* **Stated exercise**
Reproduce every line of the data below word for word, in its original order.

* **Data rows**
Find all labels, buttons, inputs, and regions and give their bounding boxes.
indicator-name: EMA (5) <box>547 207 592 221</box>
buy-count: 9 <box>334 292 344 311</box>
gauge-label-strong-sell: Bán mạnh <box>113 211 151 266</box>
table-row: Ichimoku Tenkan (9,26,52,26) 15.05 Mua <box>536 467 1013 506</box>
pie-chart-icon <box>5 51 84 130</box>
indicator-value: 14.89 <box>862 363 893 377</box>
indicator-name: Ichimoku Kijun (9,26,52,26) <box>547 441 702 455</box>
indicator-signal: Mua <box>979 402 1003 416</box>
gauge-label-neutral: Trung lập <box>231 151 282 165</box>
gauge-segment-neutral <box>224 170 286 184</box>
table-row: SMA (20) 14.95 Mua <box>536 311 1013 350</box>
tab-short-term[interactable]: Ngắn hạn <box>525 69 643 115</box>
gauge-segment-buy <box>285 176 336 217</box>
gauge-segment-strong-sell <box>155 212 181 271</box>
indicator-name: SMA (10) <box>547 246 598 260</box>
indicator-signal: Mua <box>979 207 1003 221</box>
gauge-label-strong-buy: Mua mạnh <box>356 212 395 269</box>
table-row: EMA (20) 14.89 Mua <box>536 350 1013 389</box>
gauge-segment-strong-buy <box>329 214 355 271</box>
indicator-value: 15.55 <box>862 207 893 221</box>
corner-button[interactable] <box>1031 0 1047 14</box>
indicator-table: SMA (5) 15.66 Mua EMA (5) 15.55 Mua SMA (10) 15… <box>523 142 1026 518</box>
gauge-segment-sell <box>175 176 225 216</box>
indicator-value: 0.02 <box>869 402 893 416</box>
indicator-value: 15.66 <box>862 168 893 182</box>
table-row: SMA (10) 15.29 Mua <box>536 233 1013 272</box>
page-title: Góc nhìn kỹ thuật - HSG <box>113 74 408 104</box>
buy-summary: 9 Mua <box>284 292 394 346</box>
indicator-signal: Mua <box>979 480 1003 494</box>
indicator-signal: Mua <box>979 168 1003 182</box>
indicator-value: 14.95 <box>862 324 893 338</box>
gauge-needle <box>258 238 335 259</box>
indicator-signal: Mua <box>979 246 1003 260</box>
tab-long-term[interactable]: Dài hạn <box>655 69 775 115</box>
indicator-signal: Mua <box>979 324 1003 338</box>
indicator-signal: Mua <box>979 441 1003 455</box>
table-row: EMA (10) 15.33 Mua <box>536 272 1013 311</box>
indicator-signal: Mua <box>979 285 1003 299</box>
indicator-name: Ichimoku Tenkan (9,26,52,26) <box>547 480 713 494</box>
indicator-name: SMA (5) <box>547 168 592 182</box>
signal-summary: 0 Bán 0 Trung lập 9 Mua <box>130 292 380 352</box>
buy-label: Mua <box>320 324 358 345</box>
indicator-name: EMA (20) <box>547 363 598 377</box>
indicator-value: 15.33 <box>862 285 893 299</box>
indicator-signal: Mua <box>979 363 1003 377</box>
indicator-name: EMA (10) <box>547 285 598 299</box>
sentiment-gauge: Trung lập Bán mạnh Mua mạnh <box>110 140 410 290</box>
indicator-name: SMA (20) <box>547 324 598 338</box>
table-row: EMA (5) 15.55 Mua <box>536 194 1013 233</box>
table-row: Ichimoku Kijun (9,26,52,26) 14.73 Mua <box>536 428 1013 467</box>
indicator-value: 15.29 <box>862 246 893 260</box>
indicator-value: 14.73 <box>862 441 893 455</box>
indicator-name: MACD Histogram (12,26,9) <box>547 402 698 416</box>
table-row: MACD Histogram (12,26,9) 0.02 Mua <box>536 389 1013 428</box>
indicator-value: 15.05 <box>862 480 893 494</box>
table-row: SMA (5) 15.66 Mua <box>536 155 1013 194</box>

* **The response**
Find all labels, buttons, inputs, and regions and give their bounding boxes.
indicator-name: EMA (5) <box>547 207 592 221</box>
buy-count: 9 <box>334 292 344 311</box>
gauge-label-strong-sell: Bán mạnh <box>113 211 151 266</box>
table-row: Ichimoku Tenkan (9,26,52,26) 15.05 Mua <box>536 467 1013 506</box>
pie-chart-icon <box>5 51 84 130</box>
indicator-value: 14.89 <box>862 363 893 377</box>
indicator-name: Ichimoku Kijun (9,26,52,26) <box>547 441 702 455</box>
indicator-signal: Mua <box>979 402 1003 416</box>
gauge-label-neutral: Trung lập <box>231 151 282 165</box>
gauge-segment-neutral <box>224 170 286 184</box>
table-row: SMA (20) 14.95 Mua <box>536 311 1013 350</box>
tab-short-term[interactable]: Ngắn hạn <box>525 69 643 115</box>
gauge-segment-buy <box>285 176 336 217</box>
gauge-segment-strong-sell <box>155 212 181 271</box>
indicator-name: SMA (10) <box>547 246 598 260</box>
indicator-signal: Mua <box>979 207 1003 221</box>
gauge-label-strong-buy: Mua mạnh <box>356 212 395 269</box>
table-row: EMA (20) 14.89 Mua <box>536 350 1013 389</box>
gauge-segment-strong-buy <box>329 214 355 271</box>
indicator-value: 15.55 <box>862 207 893 221</box>
corner-button[interactable] <box>1031 0 1047 14</box>
indicator-table: SMA (5) 15.66 Mua EMA (5) 15.55 Mua SMA (10) 15… <box>523 142 1026 518</box>
gauge-segment-sell <box>175 176 225 216</box>
indicator-value: 0.02 <box>869 402 893 416</box>
indicator-value: 15.66 <box>862 168 893 182</box>
table-row: SMA (10) 15.29 Mua <box>536 233 1013 272</box>
page-title: Góc nhìn kỹ thuật - HSG <box>113 74 408 104</box>
buy-summary: 9 Mua <box>284 292 394 346</box>
indicator-signal: Mua <box>979 480 1003 494</box>
indicator-signal: Mua <box>979 168 1003 182</box>
indicator-value: 14.95 <box>862 324 893 338</box>
gauge-needle <box>258 238 335 259</box>
indicator-signal: Mua <box>979 246 1003 260</box>
tab-long-term[interactable]: Dài hạn <box>655 69 775 115</box>
indicator-signal: Mua <box>979 324 1003 338</box>
indicator-signal: Mua <box>979 441 1003 455</box>
table-row: EMA (10) 15.33 Mua <box>536 272 1013 311</box>
indicator-signal: Mua <box>979 285 1003 299</box>
indicator-name: Ichimoku Tenkan (9,26,52,26) <box>547 480 713 494</box>
indicator-name: SMA (5) <box>547 168 592 182</box>
signal-summary: 0 Bán 0 Trung lập 9 Mua <box>130 292 380 352</box>
buy-label: Mua <box>320 324 358 345</box>
indicator-name: EMA (20) <box>547 363 598 377</box>
indicator-value: 15.33 <box>862 285 893 299</box>
indicator-signal: Mua <box>979 363 1003 377</box>
indicator-name: EMA (10) <box>547 285 598 299</box>
sentiment-gauge: Trung lập Bán mạnh Mua mạnh <box>110 140 410 290</box>
indicator-name: SMA (20) <box>547 324 598 338</box>
table-row: EMA (5) 15.55 Mua <box>536 194 1013 233</box>
table-row: Ichimoku Kijun (9,26,52,26) 14.73 Mua <box>536 428 1013 467</box>
indicator-value: 15.29 <box>862 246 893 260</box>
indicator-value: 14.73 <box>862 441 893 455</box>
indicator-name: MACD Histogram (12,26,9) <box>547 402 698 416</box>
table-row: MACD Histogram (12,26,9) 0.02 Mua <box>536 389 1013 428</box>
indicator-value: 15.05 <box>862 480 893 494</box>
table-row: SMA (5) 15.66 Mua <box>536 155 1013 194</box>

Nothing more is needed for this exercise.